BRIEF:
Copy out every line of the material below verbatim, leaving out the pictures.

DATA SUPPLIED:

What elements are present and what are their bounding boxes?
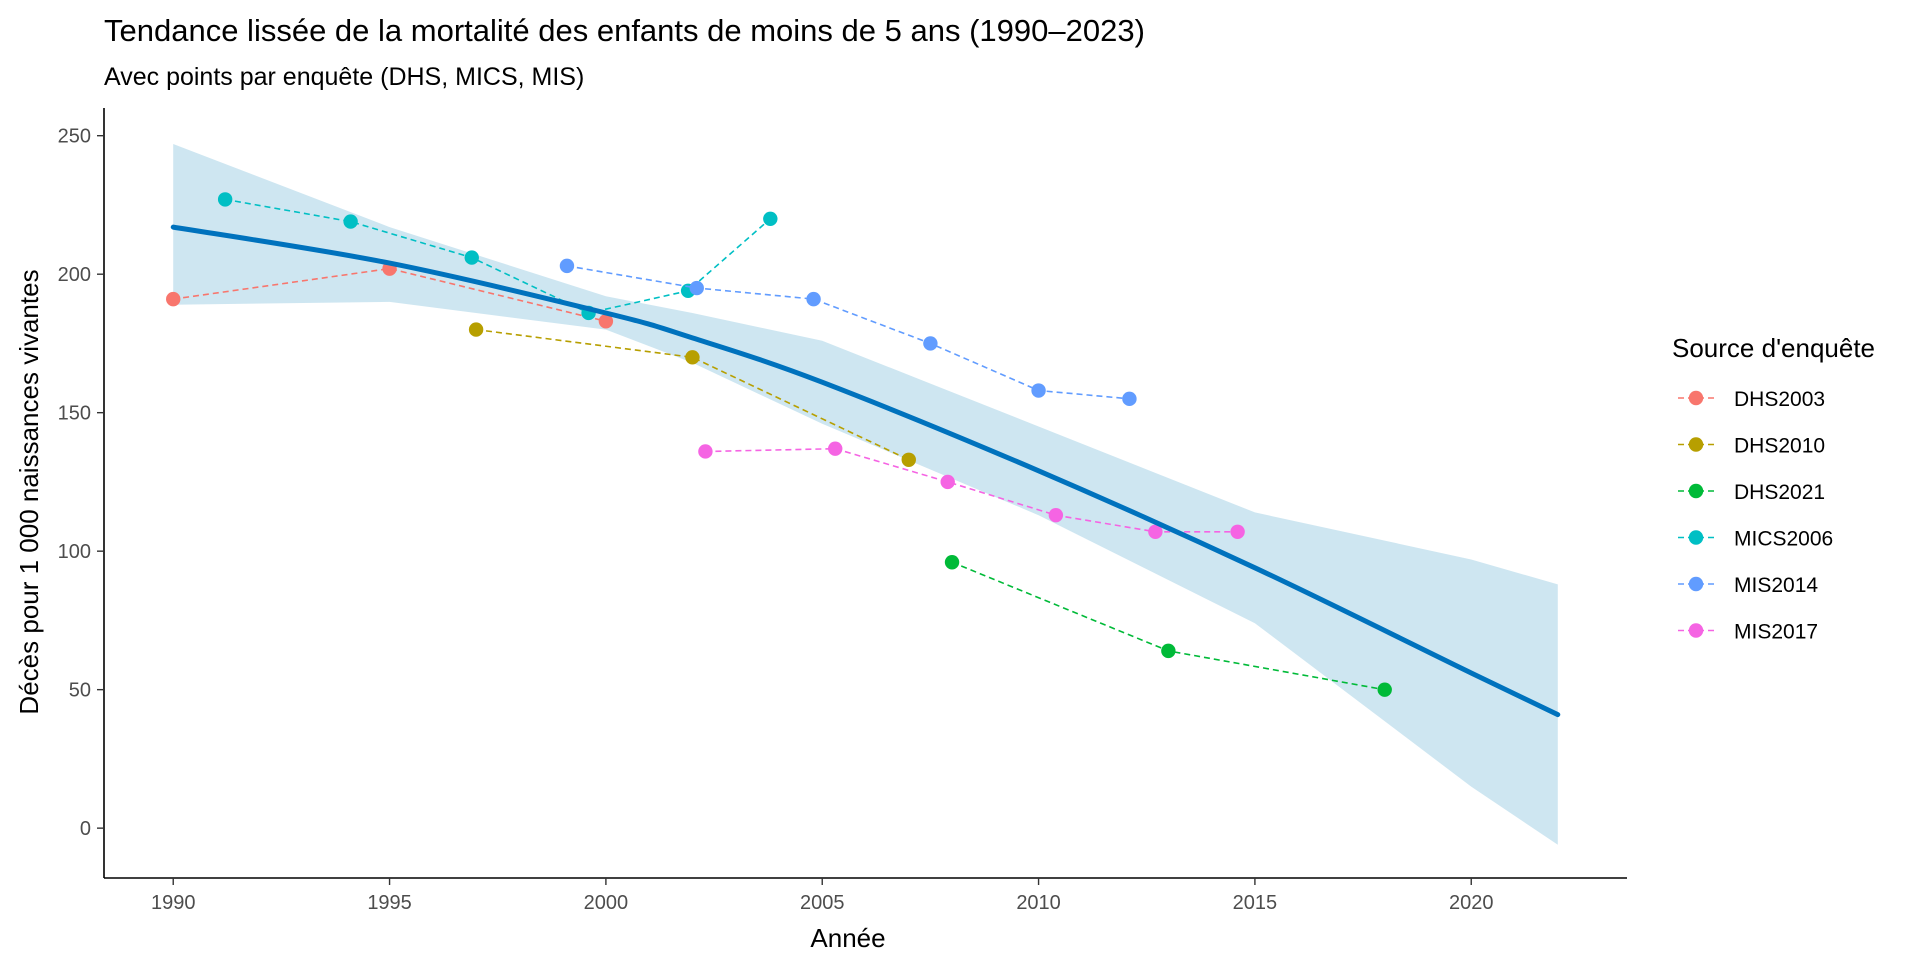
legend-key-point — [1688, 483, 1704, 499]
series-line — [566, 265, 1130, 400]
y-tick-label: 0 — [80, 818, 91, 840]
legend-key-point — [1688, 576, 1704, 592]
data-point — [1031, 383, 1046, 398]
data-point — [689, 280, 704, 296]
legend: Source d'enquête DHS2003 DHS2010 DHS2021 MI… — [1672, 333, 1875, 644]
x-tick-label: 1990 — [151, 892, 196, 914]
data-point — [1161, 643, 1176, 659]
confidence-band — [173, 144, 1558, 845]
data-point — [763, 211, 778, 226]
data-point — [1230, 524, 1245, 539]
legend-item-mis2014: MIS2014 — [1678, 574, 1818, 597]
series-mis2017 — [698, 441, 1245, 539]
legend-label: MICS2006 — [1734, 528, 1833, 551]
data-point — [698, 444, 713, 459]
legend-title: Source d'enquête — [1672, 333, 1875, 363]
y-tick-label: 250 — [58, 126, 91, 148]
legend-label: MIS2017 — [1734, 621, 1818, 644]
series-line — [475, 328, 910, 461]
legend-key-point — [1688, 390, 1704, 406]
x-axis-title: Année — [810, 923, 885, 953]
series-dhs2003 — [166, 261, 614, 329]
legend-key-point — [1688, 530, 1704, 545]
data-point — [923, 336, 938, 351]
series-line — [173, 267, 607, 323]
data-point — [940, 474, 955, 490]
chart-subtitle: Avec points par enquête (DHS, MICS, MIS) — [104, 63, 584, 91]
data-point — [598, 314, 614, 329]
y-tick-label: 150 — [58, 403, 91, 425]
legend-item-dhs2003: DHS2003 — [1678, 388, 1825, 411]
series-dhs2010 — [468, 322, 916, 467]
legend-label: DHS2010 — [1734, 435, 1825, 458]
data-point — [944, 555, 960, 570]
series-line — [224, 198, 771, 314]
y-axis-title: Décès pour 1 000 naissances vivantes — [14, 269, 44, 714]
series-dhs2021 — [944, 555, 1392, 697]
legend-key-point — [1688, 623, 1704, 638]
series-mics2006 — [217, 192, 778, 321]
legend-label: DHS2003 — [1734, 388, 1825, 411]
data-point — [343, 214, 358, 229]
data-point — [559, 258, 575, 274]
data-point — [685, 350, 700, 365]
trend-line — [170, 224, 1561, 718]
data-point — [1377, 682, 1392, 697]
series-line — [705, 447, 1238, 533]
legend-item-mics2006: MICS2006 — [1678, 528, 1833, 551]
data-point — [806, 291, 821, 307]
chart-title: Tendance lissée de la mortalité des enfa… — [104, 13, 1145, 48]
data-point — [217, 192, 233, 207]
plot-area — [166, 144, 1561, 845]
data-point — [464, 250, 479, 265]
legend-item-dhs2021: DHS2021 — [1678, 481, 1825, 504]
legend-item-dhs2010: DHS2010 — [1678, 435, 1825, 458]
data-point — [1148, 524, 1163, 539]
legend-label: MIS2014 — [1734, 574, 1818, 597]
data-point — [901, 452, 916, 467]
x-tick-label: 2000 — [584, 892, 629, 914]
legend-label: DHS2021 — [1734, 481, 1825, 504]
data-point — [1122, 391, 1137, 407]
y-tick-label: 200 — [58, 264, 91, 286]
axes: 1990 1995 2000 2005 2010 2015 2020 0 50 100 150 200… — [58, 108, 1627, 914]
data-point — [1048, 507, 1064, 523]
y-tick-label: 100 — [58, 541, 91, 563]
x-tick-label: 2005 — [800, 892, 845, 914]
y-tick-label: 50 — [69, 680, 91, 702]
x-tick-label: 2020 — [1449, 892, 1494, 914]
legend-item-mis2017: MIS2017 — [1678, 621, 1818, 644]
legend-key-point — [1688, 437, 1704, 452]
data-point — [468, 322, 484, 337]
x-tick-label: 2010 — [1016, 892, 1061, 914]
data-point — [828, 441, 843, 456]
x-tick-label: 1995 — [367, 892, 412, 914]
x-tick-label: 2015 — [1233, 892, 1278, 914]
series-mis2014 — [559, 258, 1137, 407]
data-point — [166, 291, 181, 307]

RESULT OF THIS EXERCISE:
What elements are present and what are their bounding boxes?
legend-key-point — [1688, 483, 1704, 499]
series-line — [566, 265, 1130, 400]
y-tick-label: 0 — [80, 818, 91, 840]
legend-key-point — [1688, 576, 1704, 592]
data-point — [1031, 383, 1046, 398]
data-point — [689, 280, 704, 296]
legend: Source d'enquête DHS2003 DHS2010 DHS2021 MI… — [1672, 333, 1875, 644]
x-tick-label: 1990 — [151, 892, 196, 914]
data-point — [1161, 643, 1176, 659]
confidence-band — [173, 144, 1558, 845]
data-point — [763, 211, 778, 226]
data-point — [1230, 524, 1245, 539]
legend-item-mis2014: MIS2014 — [1678, 574, 1818, 597]
series-mis2017 — [698, 441, 1245, 539]
legend-label: MICS2006 — [1734, 528, 1833, 551]
data-point — [698, 444, 713, 459]
legend-title: Source d'enquête — [1672, 333, 1875, 363]
y-tick-label: 250 — [58, 126, 91, 148]
legend-label: MIS2017 — [1734, 621, 1818, 644]
series-line — [475, 328, 910, 461]
legend-key-point — [1688, 390, 1704, 406]
x-axis-title: Année — [810, 923, 885, 953]
series-dhs2003 — [166, 261, 614, 329]
legend-key-point — [1688, 530, 1704, 545]
data-point — [923, 336, 938, 351]
series-line — [173, 267, 607, 323]
data-point — [940, 474, 955, 490]
chart-subtitle: Avec points par enquête (DHS, MICS, MIS) — [104, 63, 584, 91]
data-point — [598, 314, 614, 329]
y-tick-label: 150 — [58, 403, 91, 425]
legend-item-dhs2003: DHS2003 — [1678, 388, 1825, 411]
series-dhs2010 — [468, 322, 916, 467]
legend-label: DHS2010 — [1734, 435, 1825, 458]
data-point — [944, 555, 960, 570]
series-line — [224, 198, 771, 314]
y-axis-title: Décès pour 1 000 naissances vivantes — [14, 269, 44, 714]
series-dhs2021 — [944, 555, 1392, 697]
legend-key-point — [1688, 623, 1704, 638]
series-mics2006 — [217, 192, 778, 321]
legend-label: DHS2003 — [1734, 388, 1825, 411]
data-point — [343, 214, 358, 229]
data-point — [559, 258, 575, 274]
data-point — [685, 350, 700, 365]
trend-line — [170, 224, 1561, 718]
data-point — [1377, 682, 1392, 697]
series-line — [705, 447, 1238, 533]
legend-item-mics2006: MICS2006 — [1678, 528, 1833, 551]
data-point — [806, 291, 821, 307]
chart-title: Tendance lissée de la mortalité des enfa… — [104, 13, 1145, 48]
data-point — [217, 192, 233, 207]
plot-area — [166, 144, 1561, 845]
data-point — [464, 250, 479, 265]
legend-item-dhs2021: DHS2021 — [1678, 481, 1825, 504]
legend-item-dhs2010: DHS2010 — [1678, 435, 1825, 458]
data-point — [1148, 524, 1163, 539]
legend-label: MIS2014 — [1734, 574, 1818, 597]
data-point — [901, 452, 916, 467]
x-tick-label: 2000 — [584, 892, 629, 914]
legend-label: DHS2021 — [1734, 481, 1825, 504]
data-point — [1122, 391, 1137, 407]
y-tick-label: 200 — [58, 264, 91, 286]
axes: 1990 1995 2000 2005 2010 2015 2020 0 50 100 150 200… — [58, 108, 1627, 914]
data-point — [1048, 507, 1064, 523]
y-tick-label: 100 — [58, 541, 91, 563]
x-tick-label: 2005 — [800, 892, 845, 914]
y-tick-label: 50 — [69, 680, 91, 702]
x-tick-label: 2020 — [1449, 892, 1494, 914]
legend-item-mis2017: MIS2017 — [1678, 621, 1818, 644]
legend-key-point — [1688, 437, 1704, 452]
data-point — [468, 322, 484, 337]
x-tick-label: 2010 — [1016, 892, 1061, 914]
data-point — [828, 441, 843, 456]
x-tick-label: 1995 — [367, 892, 412, 914]
x-tick-label: 2015 — [1233, 892, 1278, 914]
series-mis2014 — [559, 258, 1137, 407]
data-point — [166, 291, 181, 307]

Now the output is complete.